• Texto:
==============================

A verve militante da atriz também se destaca no campo político. Maria postou foto abraçada ao ex-presidente Luiz Inácio Lula da Silva (PT), vibrou quando a ex-presidente Dilma Rousseff (PT) começou a segui-la no Twitter em fevereiro de 2020 e declarou seu voto em Guilherme Boulos (PSOL) nas últimas eleições municipais em São Paulo.

O engajamento a aproximou do tio-avô, o ator José de Abreu, petista de longa data. "Toda vez que sai alguma nota minha em jornal, ele é a primeira pessoa que me manda mensagem: 'Que orgulho!'."Ao ser questionada sobre críticas que a Blogueirinha faria a políticos de esquerda, Maria dá risada e responde: "Obviamente, a esquerda é passível de críticas, mas acredito que o momento agora é de união, de traçar estratégias para alcançar quem a gente não alcança. Quando a esquerda voltar ao poder, aí eu critico".

Em tempos de polarização, Maria ganha aplausos entusiasmados ao mesmo tempo em que se torna alvo de ataques violentos. O retrato com Lula e a frase: "Encontro com o meu ex. 2022 é logo ali" foi a foto mais curtida de seu Instagram, com mais de 320 mil likes.

Tem uma onda de amor, mas, por outro lado, perdi 30 mil seguidores. E, desses 30 mil, muita gente me xingou.

Maria é atacada, inclusive, com golpes baixos, como o uso de imagens de nudez de sua personagem Bruna Surfistinha. "Falam: 'Você é uma atriz pornô, por que está falando de política?' Me colocam nesse lugar, querendo me diminuir."

'As redes sociais estão adoecendo a gente'

Se antes era enfática em defender que todo artista deveria se posicionar politicamente, hoje Maria tem dúvidas. "Vi uma piada no Twitter: 'Gente, parem de cobrar os artistas para se posicionarem, porque olha o posicionamento dessa gente'. Muitas vezes, os artistas falam besteiras", aponta a atriz, que enxerga um ambiente cada vez mais tóxico e opressor nos meios digitais.

As redes sociais estão adoecendo a gente. Estamos reproduzindo a lógica binária de 'ou você é isso ou você é aquilo'. Se não se posiciona, automaticamente é fascista, sendo que a gente não sabe qual é a cruz que cada um carrega. Existe um custo enorme em se posicionar.

A superexposição levou a atriz a ter receio de andar pelas ruas. Mesmo com máscara, é reconhecida e abordada por fãs, coisa que raramente acontecia antes. "É incrível receber um carinho aleatório: você está pegando o cocô do seu cachorro, alguém chega e diz: 'Adoro seu trabalho'. Mas, por outro lado, e se me hostilizarem? Isso gera um pouco de medo em mim."

==============================

• Tarefa:
Responda com base no texto sobre a atriz Maria:
1. Em quem Maria declarou voto nas últimas eleições municipais em São Paulo?
2. Quantos seguidores ela diz ter perdido?
3. Qual personagem dela teve imagens de nudez usadas nos ataques?

==============================

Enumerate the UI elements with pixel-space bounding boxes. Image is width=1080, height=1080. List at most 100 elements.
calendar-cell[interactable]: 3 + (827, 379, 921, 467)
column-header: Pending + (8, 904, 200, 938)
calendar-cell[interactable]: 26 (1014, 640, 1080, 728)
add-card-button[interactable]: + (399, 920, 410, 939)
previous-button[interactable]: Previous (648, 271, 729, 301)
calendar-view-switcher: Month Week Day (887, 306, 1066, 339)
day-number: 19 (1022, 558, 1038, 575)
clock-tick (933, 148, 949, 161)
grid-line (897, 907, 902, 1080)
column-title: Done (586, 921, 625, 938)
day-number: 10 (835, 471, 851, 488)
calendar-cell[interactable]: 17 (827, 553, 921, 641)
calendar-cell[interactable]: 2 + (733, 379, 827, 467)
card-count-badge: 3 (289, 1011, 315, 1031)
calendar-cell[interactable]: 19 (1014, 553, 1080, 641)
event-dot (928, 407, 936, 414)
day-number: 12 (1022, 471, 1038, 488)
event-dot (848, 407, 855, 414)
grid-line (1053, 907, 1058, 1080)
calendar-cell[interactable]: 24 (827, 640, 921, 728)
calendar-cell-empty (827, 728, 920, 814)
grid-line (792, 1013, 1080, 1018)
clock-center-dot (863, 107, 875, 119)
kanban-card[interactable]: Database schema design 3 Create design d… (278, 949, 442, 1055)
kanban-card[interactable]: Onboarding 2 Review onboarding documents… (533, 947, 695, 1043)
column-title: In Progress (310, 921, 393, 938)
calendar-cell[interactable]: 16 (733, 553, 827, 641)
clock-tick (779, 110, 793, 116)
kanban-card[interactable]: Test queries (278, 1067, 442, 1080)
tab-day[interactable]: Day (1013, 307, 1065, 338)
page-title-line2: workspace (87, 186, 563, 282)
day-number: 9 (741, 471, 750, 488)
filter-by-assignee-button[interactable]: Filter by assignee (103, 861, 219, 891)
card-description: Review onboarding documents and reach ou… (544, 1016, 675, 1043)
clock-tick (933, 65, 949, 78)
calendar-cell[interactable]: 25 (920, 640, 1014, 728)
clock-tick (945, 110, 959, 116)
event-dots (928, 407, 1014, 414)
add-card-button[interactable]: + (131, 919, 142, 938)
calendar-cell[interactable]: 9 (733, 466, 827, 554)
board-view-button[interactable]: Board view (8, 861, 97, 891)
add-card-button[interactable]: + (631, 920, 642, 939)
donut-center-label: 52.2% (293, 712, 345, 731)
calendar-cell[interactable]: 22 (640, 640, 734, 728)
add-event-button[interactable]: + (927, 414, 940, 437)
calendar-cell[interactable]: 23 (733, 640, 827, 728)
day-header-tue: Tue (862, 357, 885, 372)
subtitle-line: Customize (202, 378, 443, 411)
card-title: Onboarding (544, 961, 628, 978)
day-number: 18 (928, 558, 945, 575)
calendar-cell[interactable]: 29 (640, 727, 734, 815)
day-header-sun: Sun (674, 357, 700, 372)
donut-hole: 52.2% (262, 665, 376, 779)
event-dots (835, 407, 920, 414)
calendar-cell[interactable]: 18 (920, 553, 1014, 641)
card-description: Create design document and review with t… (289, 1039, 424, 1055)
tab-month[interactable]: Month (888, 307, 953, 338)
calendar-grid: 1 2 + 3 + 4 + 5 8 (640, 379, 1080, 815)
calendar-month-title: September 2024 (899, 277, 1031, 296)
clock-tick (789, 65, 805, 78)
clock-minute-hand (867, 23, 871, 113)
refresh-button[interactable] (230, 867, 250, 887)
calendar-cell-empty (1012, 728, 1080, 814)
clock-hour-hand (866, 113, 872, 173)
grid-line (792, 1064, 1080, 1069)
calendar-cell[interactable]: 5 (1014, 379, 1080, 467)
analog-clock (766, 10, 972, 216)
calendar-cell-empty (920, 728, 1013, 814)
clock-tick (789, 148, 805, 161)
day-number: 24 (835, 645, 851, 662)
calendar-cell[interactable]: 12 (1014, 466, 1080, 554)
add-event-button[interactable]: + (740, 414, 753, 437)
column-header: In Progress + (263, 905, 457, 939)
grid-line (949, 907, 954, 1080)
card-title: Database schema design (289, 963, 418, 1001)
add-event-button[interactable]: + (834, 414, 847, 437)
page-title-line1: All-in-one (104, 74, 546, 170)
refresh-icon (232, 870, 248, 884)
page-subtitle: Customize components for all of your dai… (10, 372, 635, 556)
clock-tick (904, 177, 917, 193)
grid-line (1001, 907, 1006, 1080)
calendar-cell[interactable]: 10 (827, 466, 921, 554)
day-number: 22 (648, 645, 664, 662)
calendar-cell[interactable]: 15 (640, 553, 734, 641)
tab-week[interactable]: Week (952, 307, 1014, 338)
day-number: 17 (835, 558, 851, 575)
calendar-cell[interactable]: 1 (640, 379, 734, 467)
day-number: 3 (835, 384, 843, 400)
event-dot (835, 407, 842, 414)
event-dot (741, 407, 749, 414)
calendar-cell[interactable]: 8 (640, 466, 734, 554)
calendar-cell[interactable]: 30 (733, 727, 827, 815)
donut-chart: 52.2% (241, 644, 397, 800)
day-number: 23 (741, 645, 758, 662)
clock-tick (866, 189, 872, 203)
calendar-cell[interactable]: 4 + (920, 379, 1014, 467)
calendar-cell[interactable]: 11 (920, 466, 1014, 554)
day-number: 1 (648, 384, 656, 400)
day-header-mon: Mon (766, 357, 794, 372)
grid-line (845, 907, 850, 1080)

==============================

• Resposta final:
1. Guilherme Boulos (PSOL).
2. 30 mil seguidores.
3. Bruna Surfistinha.